Collected data:
╔══
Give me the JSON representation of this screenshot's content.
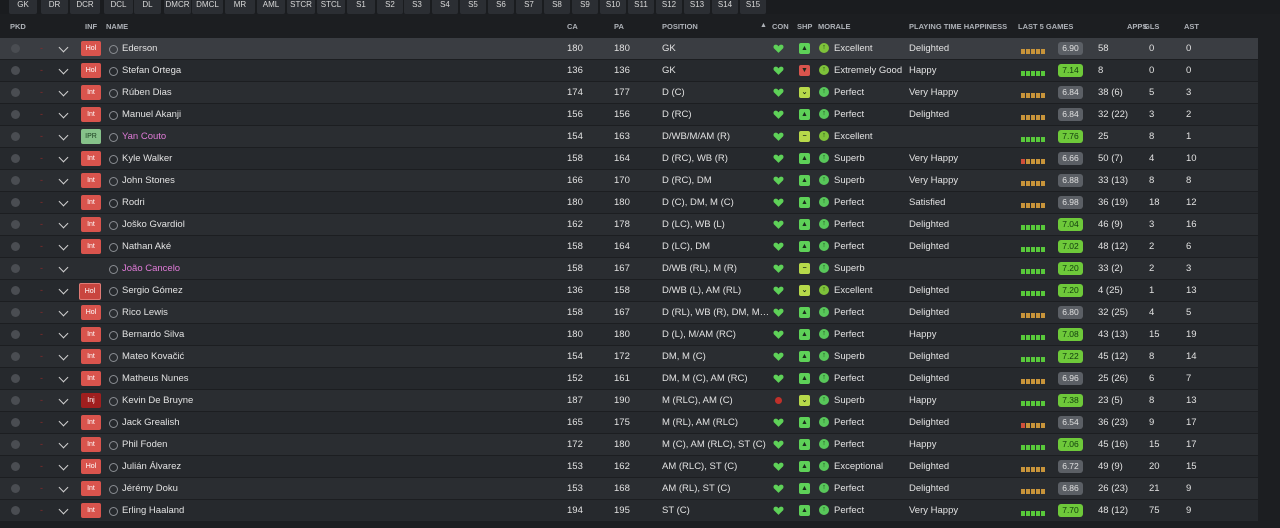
{
  "positions": [
    "GK",
    "DR",
    "DCR",
    "DCL",
    "DL",
    "DMCR",
    "DMCL",
    "MR",
    "AML",
    "STCR",
    "STCL",
    "S1",
    "S2",
    "S3",
    "S4",
    "S5",
    "S6",
    "S7",
    "S8",
    "S9",
    "S10",
    "S11",
    "S12",
    "S13",
    "S14",
    "S15"
  ],
  "header": {
    "pkd": "PKD",
    "inf": "INF",
    "name": "NAME",
    "ca": "CA",
    "pa": "PA",
    "position": "POSITION",
    "con": "CON",
    "shp": "SHP",
    "morale": "MORALE",
    "happiness": "PLAYING TIME HAPPINESS",
    "last5": "LAST 5 GAMES",
    "apps": "APPS",
    "gls": "GLS",
    "ast": "AST"
  },
  "sort_indicator": "▲",
  "players": [
    {
      "inf": "Hol",
      "name": "Ederson",
      "ca": "180",
      "pa": "180",
      "position": "GK",
      "con": "heart",
      "shp": "up",
      "morale": "Excellent",
      "happiness": "Delighted",
      "form": [
        "o",
        "o",
        "o",
        "o",
        "o"
      ],
      "rating": "6.90",
      "rating_style": "n",
      "apps": "58",
      "gls": "0",
      "ast": "0"
    },
    {
      "inf": "Hol",
      "name": "Stefan Ortega",
      "ca": "136",
      "pa": "136",
      "position": "GK",
      "con": "heart",
      "shp": "down-red",
      "morale": "Extremely Good",
      "happiness": "Happy",
      "form": [
        "g",
        "g",
        "g",
        "g",
        "g"
      ],
      "rating": "7.14",
      "rating_style": "g",
      "apps": "8",
      "gls": "0",
      "ast": "0"
    },
    {
      "inf": "Int",
      "name": "Rúben Dias",
      "ca": "174",
      "pa": "177",
      "position": "D (C)",
      "con": "heart",
      "shp": "v",
      "morale": "Perfect",
      "happiness": "Very Happy",
      "form": [
        "o",
        "o",
        "o",
        "o",
        "o"
      ],
      "rating": "6.84",
      "rating_style": "n",
      "apps": "38 (6)",
      "gls": "5",
      "ast": "3"
    },
    {
      "inf": "Int",
      "name": "Manuel Akanji",
      "ca": "156",
      "pa": "156",
      "position": "D (RC)",
      "con": "heart",
      "shp": "up",
      "morale": "Perfect",
      "happiness": "Delighted",
      "form": [
        "o",
        "o",
        "o",
        "o",
        "o"
      ],
      "rating": "6.84",
      "rating_style": "n",
      "apps": "32 (22)",
      "gls": "3",
      "ast": "2"
    },
    {
      "inf": "IPR",
      "name": "Yan Couto",
      "ca": "154",
      "pa": "163",
      "position": "D/WB/M/AM (R)",
      "con": "heart",
      "shp": "minus",
      "morale": "Excellent",
      "happiness": "",
      "form": [
        "g",
        "g",
        "g",
        "g",
        "g"
      ],
      "rating": "7.76",
      "rating_style": "g",
      "apps": "25",
      "gls": "8",
      "ast": "1"
    },
    {
      "inf": "Int",
      "name": "Kyle Walker",
      "ca": "158",
      "pa": "164",
      "position": "D (RC), WB (R)",
      "con": "heart",
      "shp": "up",
      "morale": "Superb",
      "happiness": "Very Happy",
      "form": [
        "r",
        "o",
        "o",
        "o",
        "o"
      ],
      "rating": "6.66",
      "rating_style": "n",
      "apps": "50 (7)",
      "gls": "4",
      "ast": "10"
    },
    {
      "inf": "Int",
      "name": "John Stones",
      "ca": "166",
      "pa": "170",
      "position": "D (RC), DM",
      "con": "heart",
      "shp": "up",
      "morale": "Superb",
      "happiness": "Very Happy",
      "form": [
        "o",
        "o",
        "o",
        "o",
        "o"
      ],
      "rating": "6.88",
      "rating_style": "n",
      "apps": "33 (13)",
      "gls": "8",
      "ast": "8"
    },
    {
      "inf": "Int",
      "name": "Rodri",
      "ca": "180",
      "pa": "180",
      "position": "D (C), DM, M (C)",
      "con": "heart",
      "shp": "up",
      "morale": "Perfect",
      "happiness": "Satisfied",
      "form": [
        "o",
        "o",
        "o",
        "o",
        "o"
      ],
      "rating": "6.98",
      "rating_style": "n",
      "apps": "36 (19)",
      "gls": "18",
      "ast": "12"
    },
    {
      "inf": "Int",
      "name": "Joško Gvardiol",
      "ca": "162",
      "pa": "178",
      "position": "D (LC), WB (L)",
      "con": "heart",
      "shp": "up",
      "morale": "Perfect",
      "happiness": "Delighted",
      "form": [
        "g",
        "g",
        "g",
        "g",
        "g"
      ],
      "rating": "7.04",
      "rating_style": "g",
      "apps": "46 (9)",
      "gls": "3",
      "ast": "16"
    },
    {
      "inf": "Int",
      "name": "Nathan Aké",
      "ca": "158",
      "pa": "164",
      "position": "D (LC), DM",
      "con": "heart",
      "shp": "up",
      "morale": "Perfect",
      "happiness": "Delighted",
      "form": [
        "g",
        "g",
        "g",
        "g",
        "g"
      ],
      "rating": "7.02",
      "rating_style": "g",
      "apps": "48 (12)",
      "gls": "2",
      "ast": "6"
    },
    {
      "inf": "",
      "name": "João Cancelo",
      "ca": "158",
      "pa": "167",
      "position": "D/WB (RL), M (R)",
      "con": "heart",
      "shp": "minus",
      "morale": "Superb",
      "happiness": "",
      "form": [
        "g",
        "g",
        "g",
        "g",
        "g"
      ],
      "rating": "7.20",
      "rating_style": "g",
      "apps": "33 (2)",
      "gls": "2",
      "ast": "3"
    },
    {
      "inf": "Hol",
      "name": "Sergio Gómez",
      "ca": "136",
      "pa": "158",
      "position": "D/WB (L), AM (RL)",
      "con": "heart",
      "shp": "v",
      "morale": "Excellent",
      "happiness": "Delighted",
      "form": [
        "g",
        "g",
        "g",
        "g",
        "g"
      ],
      "rating": "7.20",
      "rating_style": "g",
      "apps": "4 (25)",
      "gls": "1",
      "ast": "13"
    },
    {
      "inf": "Hol",
      "name": "Rico Lewis",
      "ca": "158",
      "pa": "167",
      "position": "D (RL), WB (R), DM, M…",
      "con": "heart",
      "shp": "up",
      "morale": "Perfect",
      "happiness": "Delighted",
      "form": [
        "o",
        "o",
        "o",
        "o",
        "o"
      ],
      "rating": "6.80",
      "rating_style": "n",
      "apps": "32 (25)",
      "gls": "4",
      "ast": "5"
    },
    {
      "inf": "Int",
      "name": "Bernardo Silva",
      "ca": "180",
      "pa": "180",
      "position": "D (L), M/AM (RC)",
      "con": "heart",
      "shp": "up",
      "morale": "Perfect",
      "happiness": "Happy",
      "form": [
        "g",
        "g",
        "g",
        "g",
        "g"
      ],
      "rating": "7.08",
      "rating_style": "g",
      "apps": "43 (13)",
      "gls": "15",
      "ast": "19"
    },
    {
      "inf": "Int",
      "name": "Mateo Kovačić",
      "ca": "154",
      "pa": "172",
      "position": "DM, M (C)",
      "con": "heart",
      "shp": "up",
      "morale": "Superb",
      "happiness": "Delighted",
      "form": [
        "g",
        "g",
        "g",
        "g",
        "g"
      ],
      "rating": "7.22",
      "rating_style": "g",
      "apps": "45 (12)",
      "gls": "8",
      "ast": "14"
    },
    {
      "inf": "Int",
      "name": "Matheus Nunes",
      "ca": "152",
      "pa": "161",
      "position": "DM, M (C), AM (RC)",
      "con": "heart",
      "shp": "up",
      "morale": "Perfect",
      "happiness": "Delighted",
      "form": [
        "o",
        "o",
        "o",
        "o",
        "o"
      ],
      "rating": "6.96",
      "rating_style": "n",
      "apps": "25 (26)",
      "gls": "6",
      "ast": "7"
    },
    {
      "inf": "Inj",
      "name": "Kevin De Bruyne",
      "ca": "187",
      "pa": "190",
      "position": "M (RLC), AM (C)",
      "con": "injury",
      "shp": "v",
      "morale": "Superb",
      "happiness": "Happy",
      "form": [
        "g",
        "g",
        "g",
        "g",
        "g"
      ],
      "rating": "7.38",
      "rating_style": "g",
      "apps": "23 (5)",
      "gls": "8",
      "ast": "13"
    },
    {
      "inf": "Int",
      "name": "Jack Grealish",
      "ca": "165",
      "pa": "175",
      "position": "M (RL), AM (RLC)",
      "con": "heart",
      "shp": "up",
      "morale": "Perfect",
      "happiness": "Delighted",
      "form": [
        "r",
        "o",
        "o",
        "o",
        "o"
      ],
      "rating": "6.54",
      "rating_style": "n",
      "apps": "36 (23)",
      "gls": "9",
      "ast": "17"
    },
    {
      "inf": "Int",
      "name": "Phil Foden",
      "ca": "172",
      "pa": "180",
      "position": "M (C), AM (RLC), ST (C)",
      "con": "heart",
      "shp": "up",
      "morale": "Perfect",
      "happiness": "Happy",
      "form": [
        "g",
        "g",
        "g",
        "g",
        "g"
      ],
      "rating": "7.06",
      "rating_style": "g",
      "apps": "45 (16)",
      "gls": "15",
      "ast": "17"
    },
    {
      "inf": "Hol",
      "name": "Julián Álvarez",
      "ca": "153",
      "pa": "162",
      "position": "AM (RLC), ST (C)",
      "con": "heart",
      "shp": "up",
      "morale": "Exceptional",
      "happiness": "Delighted",
      "form": [
        "o",
        "o",
        "o",
        "o",
        "o"
      ],
      "rating": "6.72",
      "rating_style": "n",
      "apps": "49 (9)",
      "gls": "20",
      "ast": "15"
    },
    {
      "inf": "Int",
      "name": "Jérémy Doku",
      "ca": "153",
      "pa": "168",
      "position": "AM (RL), ST (C)",
      "con": "heart",
      "shp": "up",
      "morale": "Perfect",
      "happiness": "Delighted",
      "form": [
        "o",
        "o",
        "o",
        "o",
        "o"
      ],
      "rating": "6.86",
      "rating_style": "n",
      "apps": "26 (23)",
      "gls": "21",
      "ast": "9"
    },
    {
      "inf": "Int",
      "name": "Erling Haaland",
      "ca": "194",
      "pa": "195",
      "position": "ST (C)",
      "con": "heart",
      "shp": "up",
      "morale": "Perfect",
      "happiness": "Very Happy",
      "form": [
        "g",
        "g",
        "g",
        "g",
        "g"
      ],
      "rating": "7.70",
      "rating_style": "g",
      "apps": "48 (12)",
      "gls": "75",
      "ast": "9"
    }
  ],
  "icons": {
    "con": "heart-icon",
    "injury": "injury-icon",
    "shp": "sharpness-icon",
    "morale": "morale-icon"
  },
  "colors": {
    "good": "#6ec93a",
    "neutral_rating": "#5b5f65",
    "form_green": "#58c93a",
    "form_orange": "#c8943a",
    "form_red": "#d0503a",
    "badge_red": "#d9544d",
    "badge_ipr": "#86c28a",
    "injury": "#c0302a"
  }
}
╚══
The task -> Look for the word "injury" in every line of the listing and copy the lines that have it.

Task result ->
      "con": "injury",
    "injury": "injury-icon",
    "injury": "#c0302a"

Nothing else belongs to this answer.